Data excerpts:
[BEGIN]
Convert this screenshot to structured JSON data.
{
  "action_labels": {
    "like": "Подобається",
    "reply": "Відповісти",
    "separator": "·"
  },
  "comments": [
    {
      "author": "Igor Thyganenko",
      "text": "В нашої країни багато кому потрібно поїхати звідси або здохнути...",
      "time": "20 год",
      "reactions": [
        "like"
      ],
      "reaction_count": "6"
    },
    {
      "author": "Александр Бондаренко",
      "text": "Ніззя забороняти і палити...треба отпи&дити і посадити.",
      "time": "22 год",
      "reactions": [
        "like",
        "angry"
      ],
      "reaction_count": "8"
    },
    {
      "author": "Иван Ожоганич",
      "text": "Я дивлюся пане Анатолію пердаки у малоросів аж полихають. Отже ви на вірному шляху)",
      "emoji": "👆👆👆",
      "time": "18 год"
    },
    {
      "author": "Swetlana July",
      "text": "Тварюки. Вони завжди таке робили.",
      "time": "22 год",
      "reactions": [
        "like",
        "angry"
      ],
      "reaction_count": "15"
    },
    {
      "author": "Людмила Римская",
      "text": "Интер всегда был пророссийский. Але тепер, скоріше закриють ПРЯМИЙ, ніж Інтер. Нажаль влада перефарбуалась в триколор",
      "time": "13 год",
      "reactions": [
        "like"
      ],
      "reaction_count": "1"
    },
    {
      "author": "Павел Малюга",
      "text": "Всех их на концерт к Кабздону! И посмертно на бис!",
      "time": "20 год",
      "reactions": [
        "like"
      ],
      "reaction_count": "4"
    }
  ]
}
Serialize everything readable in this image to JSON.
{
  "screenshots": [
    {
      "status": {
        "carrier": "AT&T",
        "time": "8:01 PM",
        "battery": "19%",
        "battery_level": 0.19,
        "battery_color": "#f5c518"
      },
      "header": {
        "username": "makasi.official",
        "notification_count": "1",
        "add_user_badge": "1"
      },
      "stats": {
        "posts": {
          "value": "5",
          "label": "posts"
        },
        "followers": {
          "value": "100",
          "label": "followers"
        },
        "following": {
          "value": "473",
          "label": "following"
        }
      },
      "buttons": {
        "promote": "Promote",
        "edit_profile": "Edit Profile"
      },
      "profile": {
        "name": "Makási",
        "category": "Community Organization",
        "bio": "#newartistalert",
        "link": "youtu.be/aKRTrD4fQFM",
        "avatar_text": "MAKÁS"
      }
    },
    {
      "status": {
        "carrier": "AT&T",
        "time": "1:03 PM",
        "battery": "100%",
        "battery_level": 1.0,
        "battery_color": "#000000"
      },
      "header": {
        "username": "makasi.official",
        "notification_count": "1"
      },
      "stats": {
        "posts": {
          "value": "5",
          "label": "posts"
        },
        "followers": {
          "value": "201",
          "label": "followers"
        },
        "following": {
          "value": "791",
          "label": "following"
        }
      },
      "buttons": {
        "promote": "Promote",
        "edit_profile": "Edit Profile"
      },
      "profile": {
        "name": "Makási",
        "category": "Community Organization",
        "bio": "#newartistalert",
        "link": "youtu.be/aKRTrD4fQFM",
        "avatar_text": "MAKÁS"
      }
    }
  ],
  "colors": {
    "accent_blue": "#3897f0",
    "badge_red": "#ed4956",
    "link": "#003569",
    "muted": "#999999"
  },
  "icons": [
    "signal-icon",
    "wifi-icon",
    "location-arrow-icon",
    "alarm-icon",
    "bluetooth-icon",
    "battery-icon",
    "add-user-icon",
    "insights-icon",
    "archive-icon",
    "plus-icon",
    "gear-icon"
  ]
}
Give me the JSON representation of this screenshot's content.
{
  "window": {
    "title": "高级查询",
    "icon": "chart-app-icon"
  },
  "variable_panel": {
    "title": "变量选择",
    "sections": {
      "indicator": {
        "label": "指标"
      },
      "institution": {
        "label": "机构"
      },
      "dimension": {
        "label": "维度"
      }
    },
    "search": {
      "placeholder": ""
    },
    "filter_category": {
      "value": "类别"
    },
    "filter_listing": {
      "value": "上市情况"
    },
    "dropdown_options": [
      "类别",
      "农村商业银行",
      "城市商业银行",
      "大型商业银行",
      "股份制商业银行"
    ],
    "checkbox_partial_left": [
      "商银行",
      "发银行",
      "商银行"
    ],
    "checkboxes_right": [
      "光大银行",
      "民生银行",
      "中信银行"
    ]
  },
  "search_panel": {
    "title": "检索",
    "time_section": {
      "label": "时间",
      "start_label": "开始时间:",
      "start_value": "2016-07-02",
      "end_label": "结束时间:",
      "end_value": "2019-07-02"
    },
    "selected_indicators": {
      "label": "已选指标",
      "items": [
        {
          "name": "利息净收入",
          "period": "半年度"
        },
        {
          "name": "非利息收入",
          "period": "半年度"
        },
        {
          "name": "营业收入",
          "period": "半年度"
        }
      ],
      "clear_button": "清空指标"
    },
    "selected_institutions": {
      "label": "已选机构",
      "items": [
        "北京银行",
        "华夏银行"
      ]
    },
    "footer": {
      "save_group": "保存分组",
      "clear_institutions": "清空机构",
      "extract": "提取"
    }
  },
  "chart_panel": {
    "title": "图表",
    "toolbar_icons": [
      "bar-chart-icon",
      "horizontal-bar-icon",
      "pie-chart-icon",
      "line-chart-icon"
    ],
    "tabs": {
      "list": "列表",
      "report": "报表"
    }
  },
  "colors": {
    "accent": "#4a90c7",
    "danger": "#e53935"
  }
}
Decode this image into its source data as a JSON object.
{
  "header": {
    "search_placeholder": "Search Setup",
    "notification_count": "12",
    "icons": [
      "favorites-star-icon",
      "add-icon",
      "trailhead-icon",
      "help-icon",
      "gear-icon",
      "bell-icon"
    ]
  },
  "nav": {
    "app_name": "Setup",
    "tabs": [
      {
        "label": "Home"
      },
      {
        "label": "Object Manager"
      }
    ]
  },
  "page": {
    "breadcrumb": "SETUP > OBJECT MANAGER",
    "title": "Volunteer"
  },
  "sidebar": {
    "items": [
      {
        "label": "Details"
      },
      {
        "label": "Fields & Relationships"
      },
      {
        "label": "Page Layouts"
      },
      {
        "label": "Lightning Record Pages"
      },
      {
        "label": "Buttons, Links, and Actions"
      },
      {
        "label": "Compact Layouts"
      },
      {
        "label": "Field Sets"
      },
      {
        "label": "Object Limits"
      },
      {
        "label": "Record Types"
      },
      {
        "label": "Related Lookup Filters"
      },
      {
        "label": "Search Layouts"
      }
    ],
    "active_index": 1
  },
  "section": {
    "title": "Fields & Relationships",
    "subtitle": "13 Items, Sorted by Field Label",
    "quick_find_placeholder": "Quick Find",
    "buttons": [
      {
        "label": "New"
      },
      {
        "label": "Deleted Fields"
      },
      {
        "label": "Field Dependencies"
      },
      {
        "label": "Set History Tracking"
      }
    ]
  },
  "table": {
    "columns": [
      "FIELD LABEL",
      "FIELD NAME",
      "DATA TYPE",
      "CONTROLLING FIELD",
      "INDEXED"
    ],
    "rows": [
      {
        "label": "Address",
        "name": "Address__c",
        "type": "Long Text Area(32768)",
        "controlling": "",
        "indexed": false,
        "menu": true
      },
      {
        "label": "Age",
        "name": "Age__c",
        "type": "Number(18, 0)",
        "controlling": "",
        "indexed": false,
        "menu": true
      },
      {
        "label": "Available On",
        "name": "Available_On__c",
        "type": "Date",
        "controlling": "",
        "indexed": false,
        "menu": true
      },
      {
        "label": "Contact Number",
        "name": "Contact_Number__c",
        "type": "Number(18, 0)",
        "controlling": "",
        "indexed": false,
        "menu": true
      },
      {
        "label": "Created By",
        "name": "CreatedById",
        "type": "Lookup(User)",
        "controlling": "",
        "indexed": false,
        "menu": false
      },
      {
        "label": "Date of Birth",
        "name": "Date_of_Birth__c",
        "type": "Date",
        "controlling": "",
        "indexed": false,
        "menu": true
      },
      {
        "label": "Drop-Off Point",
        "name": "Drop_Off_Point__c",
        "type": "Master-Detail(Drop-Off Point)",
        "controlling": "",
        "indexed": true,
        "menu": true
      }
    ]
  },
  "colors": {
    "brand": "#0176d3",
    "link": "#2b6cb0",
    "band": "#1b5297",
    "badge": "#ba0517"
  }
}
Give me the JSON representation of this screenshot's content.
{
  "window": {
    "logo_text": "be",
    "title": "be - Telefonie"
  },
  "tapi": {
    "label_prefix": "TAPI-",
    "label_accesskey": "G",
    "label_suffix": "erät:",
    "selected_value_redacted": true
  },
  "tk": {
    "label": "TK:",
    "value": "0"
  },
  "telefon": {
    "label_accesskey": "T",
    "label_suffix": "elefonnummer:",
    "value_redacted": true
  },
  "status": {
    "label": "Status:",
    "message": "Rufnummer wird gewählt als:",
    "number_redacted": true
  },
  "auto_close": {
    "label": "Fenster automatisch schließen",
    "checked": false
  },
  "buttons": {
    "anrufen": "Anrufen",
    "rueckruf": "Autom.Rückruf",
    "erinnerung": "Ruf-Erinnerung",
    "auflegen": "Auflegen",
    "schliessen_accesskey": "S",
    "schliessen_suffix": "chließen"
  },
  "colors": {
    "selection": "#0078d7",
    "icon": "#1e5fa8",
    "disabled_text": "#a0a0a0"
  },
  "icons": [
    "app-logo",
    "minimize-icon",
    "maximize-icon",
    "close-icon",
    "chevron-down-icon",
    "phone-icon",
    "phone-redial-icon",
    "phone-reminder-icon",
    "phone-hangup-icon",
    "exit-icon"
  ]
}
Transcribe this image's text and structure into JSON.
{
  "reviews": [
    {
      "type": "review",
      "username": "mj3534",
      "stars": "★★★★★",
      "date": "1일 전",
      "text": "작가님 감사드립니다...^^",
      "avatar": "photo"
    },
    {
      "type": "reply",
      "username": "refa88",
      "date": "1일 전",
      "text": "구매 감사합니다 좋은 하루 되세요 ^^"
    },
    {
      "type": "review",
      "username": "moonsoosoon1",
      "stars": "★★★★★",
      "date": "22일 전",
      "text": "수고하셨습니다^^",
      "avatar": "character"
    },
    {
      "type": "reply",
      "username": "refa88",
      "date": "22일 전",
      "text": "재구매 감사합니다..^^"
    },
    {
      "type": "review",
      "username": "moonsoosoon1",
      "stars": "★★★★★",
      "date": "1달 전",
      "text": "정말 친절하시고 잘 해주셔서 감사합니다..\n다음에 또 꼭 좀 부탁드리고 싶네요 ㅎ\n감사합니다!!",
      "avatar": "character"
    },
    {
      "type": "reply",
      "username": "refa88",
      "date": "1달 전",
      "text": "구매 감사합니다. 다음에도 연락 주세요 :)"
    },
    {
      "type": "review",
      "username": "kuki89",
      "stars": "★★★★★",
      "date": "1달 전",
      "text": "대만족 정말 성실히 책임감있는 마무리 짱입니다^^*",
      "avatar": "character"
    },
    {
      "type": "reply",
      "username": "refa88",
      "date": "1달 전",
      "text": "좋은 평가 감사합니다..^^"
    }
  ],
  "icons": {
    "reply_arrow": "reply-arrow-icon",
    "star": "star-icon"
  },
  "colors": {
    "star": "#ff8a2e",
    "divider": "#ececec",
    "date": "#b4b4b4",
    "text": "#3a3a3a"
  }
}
[END]
TASK REQUIREMENTS
Using the data above, say how many lines include "Record". No other reply is needed.

TASK RESPONSE
2